• Your task:
Please return the material below word for word, leaving out the pictures.

• Recorded data:
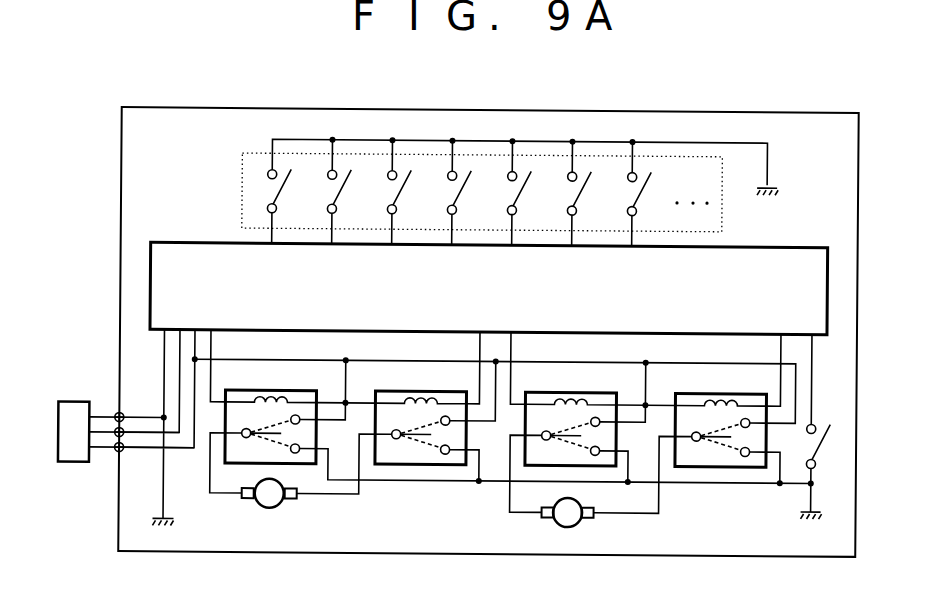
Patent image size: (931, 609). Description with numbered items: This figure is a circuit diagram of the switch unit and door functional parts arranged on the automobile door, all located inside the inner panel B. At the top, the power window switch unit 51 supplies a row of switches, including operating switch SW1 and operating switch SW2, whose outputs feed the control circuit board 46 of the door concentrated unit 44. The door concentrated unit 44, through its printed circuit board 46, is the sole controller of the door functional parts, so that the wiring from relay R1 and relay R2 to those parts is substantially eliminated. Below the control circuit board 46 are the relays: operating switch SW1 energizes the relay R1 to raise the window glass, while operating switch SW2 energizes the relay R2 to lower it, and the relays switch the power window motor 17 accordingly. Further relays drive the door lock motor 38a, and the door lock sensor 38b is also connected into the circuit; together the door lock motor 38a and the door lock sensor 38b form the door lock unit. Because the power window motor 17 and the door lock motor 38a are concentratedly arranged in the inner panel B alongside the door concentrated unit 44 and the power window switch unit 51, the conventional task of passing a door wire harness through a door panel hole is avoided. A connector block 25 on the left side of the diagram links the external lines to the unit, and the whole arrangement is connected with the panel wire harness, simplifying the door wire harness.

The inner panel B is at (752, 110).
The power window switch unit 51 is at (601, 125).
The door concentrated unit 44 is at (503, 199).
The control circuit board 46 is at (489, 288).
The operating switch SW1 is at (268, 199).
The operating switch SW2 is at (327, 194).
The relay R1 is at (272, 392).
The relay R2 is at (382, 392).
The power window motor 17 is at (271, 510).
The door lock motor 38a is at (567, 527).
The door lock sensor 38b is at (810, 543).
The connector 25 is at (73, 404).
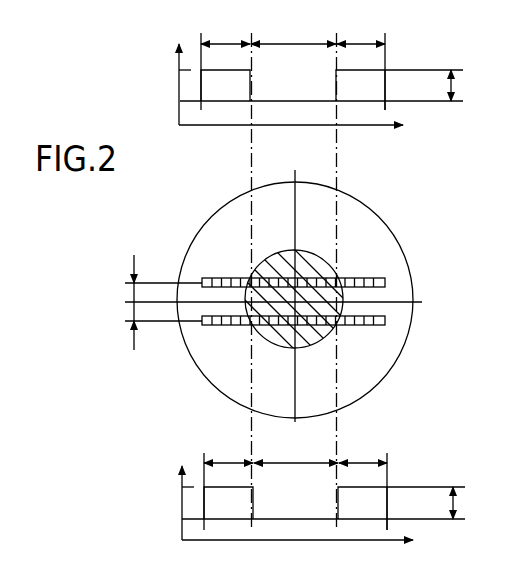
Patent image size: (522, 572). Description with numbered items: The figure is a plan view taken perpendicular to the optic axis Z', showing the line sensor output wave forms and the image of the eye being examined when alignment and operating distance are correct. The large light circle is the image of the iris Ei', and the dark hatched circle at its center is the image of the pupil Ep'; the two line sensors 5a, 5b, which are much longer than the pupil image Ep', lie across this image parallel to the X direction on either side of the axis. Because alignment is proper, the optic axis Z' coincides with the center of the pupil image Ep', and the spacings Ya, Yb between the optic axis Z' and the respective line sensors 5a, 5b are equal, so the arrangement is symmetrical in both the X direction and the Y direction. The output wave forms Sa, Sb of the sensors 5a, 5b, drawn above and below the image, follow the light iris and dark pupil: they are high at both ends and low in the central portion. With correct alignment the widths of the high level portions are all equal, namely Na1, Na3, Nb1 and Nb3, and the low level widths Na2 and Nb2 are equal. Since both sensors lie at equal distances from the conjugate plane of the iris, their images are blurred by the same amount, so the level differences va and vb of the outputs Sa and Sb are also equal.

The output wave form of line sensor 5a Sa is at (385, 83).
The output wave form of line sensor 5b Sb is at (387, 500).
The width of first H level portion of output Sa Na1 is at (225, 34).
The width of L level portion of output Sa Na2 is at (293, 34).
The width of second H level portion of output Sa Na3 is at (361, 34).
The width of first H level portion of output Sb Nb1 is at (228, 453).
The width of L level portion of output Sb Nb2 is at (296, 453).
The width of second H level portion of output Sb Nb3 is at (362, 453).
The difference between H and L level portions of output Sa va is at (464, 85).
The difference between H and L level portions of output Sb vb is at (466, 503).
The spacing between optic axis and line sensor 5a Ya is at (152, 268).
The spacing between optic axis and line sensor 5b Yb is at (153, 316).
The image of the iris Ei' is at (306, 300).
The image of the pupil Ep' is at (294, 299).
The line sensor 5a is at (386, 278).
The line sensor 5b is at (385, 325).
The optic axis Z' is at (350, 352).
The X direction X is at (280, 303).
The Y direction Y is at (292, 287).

• Result of this task:
Patent image size: (931, 609). Description with numbered items: This figure is a circuit diagram of the switch unit and door functional parts arranged on the automobile door, all located inside the inner panel B. At the top, the power window switch unit 51 supplies a row of switches, including operating switch SW1 and operating switch SW2, whose outputs feed the control circuit board 46 of the door concentrated unit 44. The door concentrated unit 44, through its printed circuit board 46, is the sole controller of the door functional parts, so that the wiring from relay R1 and relay R2 to those parts is substantially eliminated. Below the control circuit board 46 are the relays: operating switch SW1 energizes the relay R1 to raise the window glass, while operating switch SW2 energizes the relay R2 to lower it, and the relays switch the power window motor 17 accordingly. Further relays drive the door lock motor 38a, and the door lock sensor 38b is also connected into the circuit; together the door lock motor 38a and the door lock sensor 38b form the door lock unit. Because the power window motor 17 and the door lock motor 38a are concentratedly arranged in the inner panel B alongside the door concentrated unit 44 and the power window switch unit 51, the conventional task of passing a door wire harness through a door panel hole is avoided. A connector block 25 on the left side of the diagram links the external lines to the unit, and the whole arrangement is connected with the panel wire harness, simplifying the door wire harness.

The inner panel B is at (752, 110).
The power window switch unit 51 is at (601, 125).
The door concentrated unit 44 is at (503, 199).
The control circuit board 46 is at (489, 288).
The operating switch SW1 is at (268, 199).
The operating switch SW2 is at (327, 194).
The relay R1 is at (272, 392).
The relay R2 is at (382, 392).
The power window motor 17 is at (271, 510).
The door lock motor 38a is at (567, 527).
The door lock sensor 38b is at (810, 543).
The connector 25 is at (73, 404).
Patent image size: (522, 572). Description with numbered items: The figure is a plan view taken perpendicular to the optic axis Z', showing the line sensor output wave forms and the image of the eye being examined when alignment and operating distance are correct. The large light circle is the image of the iris Ei', and the dark hatched circle at its center is the image of the pupil Ep'; the two line sensors 5a, 5b, which are much longer than the pupil image Ep', lie across this image parallel to the X direction on either side of the axis. Because alignment is proper, the optic axis Z' coincides with the center of the pupil image Ep', and the spacings Ya, Yb between the optic axis Z' and the respective line sensors 5a, 5b are equal, so the arrangement is symmetrical in both the X direction and the Y direction. The output wave forms Sa, Sb of the sensors 5a, 5b, drawn above and below the image, follow the light iris and dark pupil: they are high at both ends and low in the central portion. With correct alignment the widths of the high level portions are all equal, namely Na1, Na3, Nb1 and Nb3, and the low level widths Na2 and Nb2 are equal. Since both sensors lie at equal distances from the conjugate plane of the iris, their images are blurred by the same amount, so the level differences va and vb of the outputs Sa and Sb are also equal.

The output wave form of line sensor 5a Sa is at (385, 83).
The output wave form of line sensor 5b Sb is at (387, 500).
The width of first H level portion of output Sa Na1 is at (225, 34).
The width of L level portion of output Sa Na2 is at (293, 34).
The width of second H level portion of output Sa Na3 is at (361, 34).
The width of first H level portion of output Sb Nb1 is at (228, 453).
The width of L level portion of output Sb Nb2 is at (296, 453).
The width of second H level portion of output Sb Nb3 is at (362, 453).
The difference between H and L level portions of output Sa va is at (464, 85).
The difference between H and L level portions of output Sb vb is at (466, 503).
The spacing between optic axis and line sensor 5a Ya is at (152, 268).
The spacing between optic axis and line sensor 5b Yb is at (153, 316).
The image of the iris Ei' is at (306, 300).
The image of the pupil Ep' is at (294, 299).
The line sensor 5a is at (386, 278).
The line sensor 5b is at (385, 325).
The optic axis Z' is at (350, 352).
The X direction X is at (280, 303).
The Y direction Y is at (292, 287).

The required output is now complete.